> **TASK STATEMENT**: Read through the data and count the lines that contain the string "Create"; give only the result.
*****
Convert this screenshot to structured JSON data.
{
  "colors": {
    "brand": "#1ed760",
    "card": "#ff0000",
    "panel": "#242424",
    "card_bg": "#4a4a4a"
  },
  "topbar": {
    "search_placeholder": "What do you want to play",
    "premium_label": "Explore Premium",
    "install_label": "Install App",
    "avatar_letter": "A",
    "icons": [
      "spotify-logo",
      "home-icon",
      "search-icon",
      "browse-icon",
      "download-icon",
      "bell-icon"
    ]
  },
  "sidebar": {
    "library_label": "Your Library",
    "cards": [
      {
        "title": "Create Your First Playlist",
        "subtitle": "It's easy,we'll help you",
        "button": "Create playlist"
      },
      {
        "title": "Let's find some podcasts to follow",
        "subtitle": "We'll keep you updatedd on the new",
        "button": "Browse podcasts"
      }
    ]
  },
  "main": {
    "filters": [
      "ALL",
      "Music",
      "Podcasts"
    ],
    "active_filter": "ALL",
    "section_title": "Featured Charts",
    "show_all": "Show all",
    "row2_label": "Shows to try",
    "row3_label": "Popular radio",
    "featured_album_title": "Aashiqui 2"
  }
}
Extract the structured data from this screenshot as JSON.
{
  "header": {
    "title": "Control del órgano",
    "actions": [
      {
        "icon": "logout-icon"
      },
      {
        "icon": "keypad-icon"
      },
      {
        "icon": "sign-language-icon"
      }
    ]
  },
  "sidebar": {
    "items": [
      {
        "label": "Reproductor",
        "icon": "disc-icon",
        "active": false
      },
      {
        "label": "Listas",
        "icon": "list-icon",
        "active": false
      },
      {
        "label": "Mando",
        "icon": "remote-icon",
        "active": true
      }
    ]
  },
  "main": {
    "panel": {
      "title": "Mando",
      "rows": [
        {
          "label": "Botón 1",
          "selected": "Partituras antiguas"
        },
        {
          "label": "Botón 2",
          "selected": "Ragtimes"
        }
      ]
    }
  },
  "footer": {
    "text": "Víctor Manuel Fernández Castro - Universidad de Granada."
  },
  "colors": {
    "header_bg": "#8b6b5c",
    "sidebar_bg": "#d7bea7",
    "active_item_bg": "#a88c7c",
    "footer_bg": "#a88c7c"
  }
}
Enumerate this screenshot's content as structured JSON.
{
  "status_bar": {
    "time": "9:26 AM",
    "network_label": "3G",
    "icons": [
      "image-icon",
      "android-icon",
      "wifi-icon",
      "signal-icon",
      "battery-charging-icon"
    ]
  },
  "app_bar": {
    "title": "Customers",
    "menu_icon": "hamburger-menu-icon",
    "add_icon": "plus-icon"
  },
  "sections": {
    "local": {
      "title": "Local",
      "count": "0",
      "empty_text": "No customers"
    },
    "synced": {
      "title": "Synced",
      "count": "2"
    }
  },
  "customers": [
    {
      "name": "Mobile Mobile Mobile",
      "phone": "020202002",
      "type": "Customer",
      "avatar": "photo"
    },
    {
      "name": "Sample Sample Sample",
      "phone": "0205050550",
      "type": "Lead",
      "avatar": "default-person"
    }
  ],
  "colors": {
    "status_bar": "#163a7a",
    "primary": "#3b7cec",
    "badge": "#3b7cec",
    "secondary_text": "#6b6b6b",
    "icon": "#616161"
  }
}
*****
> **RESULT OF THIS EXERCISE**: 2